**Problem:** Reproduce every line of the entries below verbatim, with no changes.

**Rows:**
-- BEGIN --

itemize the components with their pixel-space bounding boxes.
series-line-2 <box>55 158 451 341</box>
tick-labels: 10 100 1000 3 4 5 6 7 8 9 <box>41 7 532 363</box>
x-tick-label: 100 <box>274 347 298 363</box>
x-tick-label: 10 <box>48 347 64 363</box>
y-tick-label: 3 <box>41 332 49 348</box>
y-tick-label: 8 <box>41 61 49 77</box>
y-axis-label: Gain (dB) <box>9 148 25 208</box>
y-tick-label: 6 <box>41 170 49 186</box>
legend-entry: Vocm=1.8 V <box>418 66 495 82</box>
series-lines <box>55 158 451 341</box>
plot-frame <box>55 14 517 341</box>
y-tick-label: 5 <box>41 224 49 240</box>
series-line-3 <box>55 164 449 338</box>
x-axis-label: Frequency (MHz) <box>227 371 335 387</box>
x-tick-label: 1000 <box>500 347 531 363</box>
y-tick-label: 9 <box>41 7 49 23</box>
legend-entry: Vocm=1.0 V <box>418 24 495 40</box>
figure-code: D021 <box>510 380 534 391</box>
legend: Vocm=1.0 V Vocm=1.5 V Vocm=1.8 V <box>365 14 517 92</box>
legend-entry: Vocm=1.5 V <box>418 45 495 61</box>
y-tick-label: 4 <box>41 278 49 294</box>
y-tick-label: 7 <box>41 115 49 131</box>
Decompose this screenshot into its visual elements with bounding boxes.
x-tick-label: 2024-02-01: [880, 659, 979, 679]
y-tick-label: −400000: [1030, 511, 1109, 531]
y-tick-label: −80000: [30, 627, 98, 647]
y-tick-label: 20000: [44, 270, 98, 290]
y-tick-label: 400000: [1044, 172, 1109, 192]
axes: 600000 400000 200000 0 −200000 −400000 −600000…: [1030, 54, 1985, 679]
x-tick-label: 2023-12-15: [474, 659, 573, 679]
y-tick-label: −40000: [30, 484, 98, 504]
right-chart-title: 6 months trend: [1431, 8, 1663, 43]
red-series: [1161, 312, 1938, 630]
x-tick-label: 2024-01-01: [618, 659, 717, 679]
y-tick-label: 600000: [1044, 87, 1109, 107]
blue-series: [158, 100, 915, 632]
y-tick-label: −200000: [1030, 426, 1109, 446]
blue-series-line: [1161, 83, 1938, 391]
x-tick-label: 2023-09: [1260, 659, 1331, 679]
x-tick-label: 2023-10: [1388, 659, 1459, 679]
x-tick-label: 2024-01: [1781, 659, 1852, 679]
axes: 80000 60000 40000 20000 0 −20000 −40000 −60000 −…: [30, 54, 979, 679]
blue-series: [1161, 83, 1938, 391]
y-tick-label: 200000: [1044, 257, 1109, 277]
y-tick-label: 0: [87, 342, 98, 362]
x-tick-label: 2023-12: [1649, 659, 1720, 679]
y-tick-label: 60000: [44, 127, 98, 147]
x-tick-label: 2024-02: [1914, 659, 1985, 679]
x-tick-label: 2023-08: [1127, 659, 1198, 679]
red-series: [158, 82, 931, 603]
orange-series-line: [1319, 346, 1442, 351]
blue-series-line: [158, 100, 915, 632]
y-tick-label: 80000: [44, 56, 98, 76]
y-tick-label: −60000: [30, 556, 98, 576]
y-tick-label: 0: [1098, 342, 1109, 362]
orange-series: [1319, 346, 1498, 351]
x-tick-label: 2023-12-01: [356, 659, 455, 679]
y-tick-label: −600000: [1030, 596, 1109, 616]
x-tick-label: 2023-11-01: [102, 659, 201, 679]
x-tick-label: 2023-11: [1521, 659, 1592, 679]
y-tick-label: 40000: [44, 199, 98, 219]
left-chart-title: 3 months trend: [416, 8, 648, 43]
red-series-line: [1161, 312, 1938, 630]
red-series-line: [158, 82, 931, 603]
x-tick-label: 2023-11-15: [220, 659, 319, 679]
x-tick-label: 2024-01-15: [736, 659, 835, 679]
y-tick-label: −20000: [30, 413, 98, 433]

-- END --

**Full response:**
itemize the components with their pixel-space bounding boxes.
series-line-2 <box>55 158 451 341</box>
tick-labels: 10 100 1000 3 4 5 6 7 8 9 <box>41 7 532 363</box>
x-tick-label: 100 <box>274 347 298 363</box>
x-tick-label: 10 <box>48 347 64 363</box>
y-tick-label: 3 <box>41 332 49 348</box>
y-tick-label: 8 <box>41 61 49 77</box>
y-axis-label: Gain (dB) <box>9 148 25 208</box>
y-tick-label: 6 <box>41 170 49 186</box>
legend-entry: Vocm=1.8 V <box>418 66 495 82</box>
series-lines <box>55 158 451 341</box>
plot-frame <box>55 14 517 341</box>
y-tick-label: 5 <box>41 224 49 240</box>
series-line-3 <box>55 164 449 338</box>
x-axis-label: Frequency (MHz) <box>227 371 335 387</box>
x-tick-label: 1000 <box>500 347 531 363</box>
y-tick-label: 9 <box>41 7 49 23</box>
legend-entry: Vocm=1.0 V <box>418 24 495 40</box>
figure-code: D021 <box>510 380 534 391</box>
legend: Vocm=1.0 V Vocm=1.5 V Vocm=1.8 V <box>365 14 517 92</box>
legend-entry: Vocm=1.5 V <box>418 45 495 61</box>
y-tick-label: 4 <box>41 278 49 294</box>
y-tick-label: 7 <box>41 115 49 131</box>
Decompose this screenshot into its visual elements with bounding boxes.
x-tick-label: 2024-02-01: [880, 659, 979, 679]
y-tick-label: −400000: [1030, 511, 1109, 531]
y-tick-label: −80000: [30, 627, 98, 647]
y-tick-label: 20000: [44, 270, 98, 290]
y-tick-label: 400000: [1044, 172, 1109, 192]
axes: 600000 400000 200000 0 −200000 −400000 −600000…: [1030, 54, 1985, 679]
x-tick-label: 2023-12-15: [474, 659, 573, 679]
y-tick-label: −40000: [30, 484, 98, 504]
right-chart-title: 6 months trend: [1431, 8, 1663, 43]
red-series: [1161, 312, 1938, 630]
x-tick-label: 2024-01-01: [618, 659, 717, 679]
y-tick-label: 600000: [1044, 87, 1109, 107]
blue-series: [158, 100, 915, 632]
y-tick-label: −200000: [1030, 426, 1109, 446]
blue-series-line: [1161, 83, 1938, 391]
x-tick-label: 2023-09: [1260, 659, 1331, 679]
x-tick-label: 2023-10: [1388, 659, 1459, 679]
x-tick-label: 2024-01: [1781, 659, 1852, 679]
axes: 80000 60000 40000 20000 0 −20000 −40000 −60000 −…: [30, 54, 979, 679]
blue-series: [1161, 83, 1938, 391]
y-tick-label: 200000: [1044, 257, 1109, 277]
y-tick-label: 0: [87, 342, 98, 362]
x-tick-label: 2023-12: [1649, 659, 1720, 679]
y-tick-label: 60000: [44, 127, 98, 147]
x-tick-label: 2024-02: [1914, 659, 1985, 679]
x-tick-label: 2023-08: [1127, 659, 1198, 679]
red-series: [158, 82, 931, 603]
orange-series-line: [1319, 346, 1442, 351]
blue-series-line: [158, 100, 915, 632]
y-tick-label: 80000: [44, 56, 98, 76]
y-tick-label: −60000: [30, 556, 98, 576]
y-tick-label: 0: [1098, 342, 1109, 362]
orange-series: [1319, 346, 1498, 351]
x-tick-label: 2023-12-01: [356, 659, 455, 679]
y-tick-label: −600000: [1030, 596, 1109, 616]
x-tick-label: 2023-11-01: [102, 659, 201, 679]
x-tick-label: 2023-11: [1521, 659, 1592, 679]
y-tick-label: 40000: [44, 199, 98, 219]
left-chart-title: 3 months trend: [416, 8, 648, 43]
red-series-line: [1161, 312, 1938, 630]
red-series-line: [158, 82, 931, 603]
x-tick-label: 2023-11-15: [220, 659, 319, 679]
x-tick-label: 2024-01-15: [736, 659, 835, 679]
y-tick-label: −20000: [30, 413, 98, 433]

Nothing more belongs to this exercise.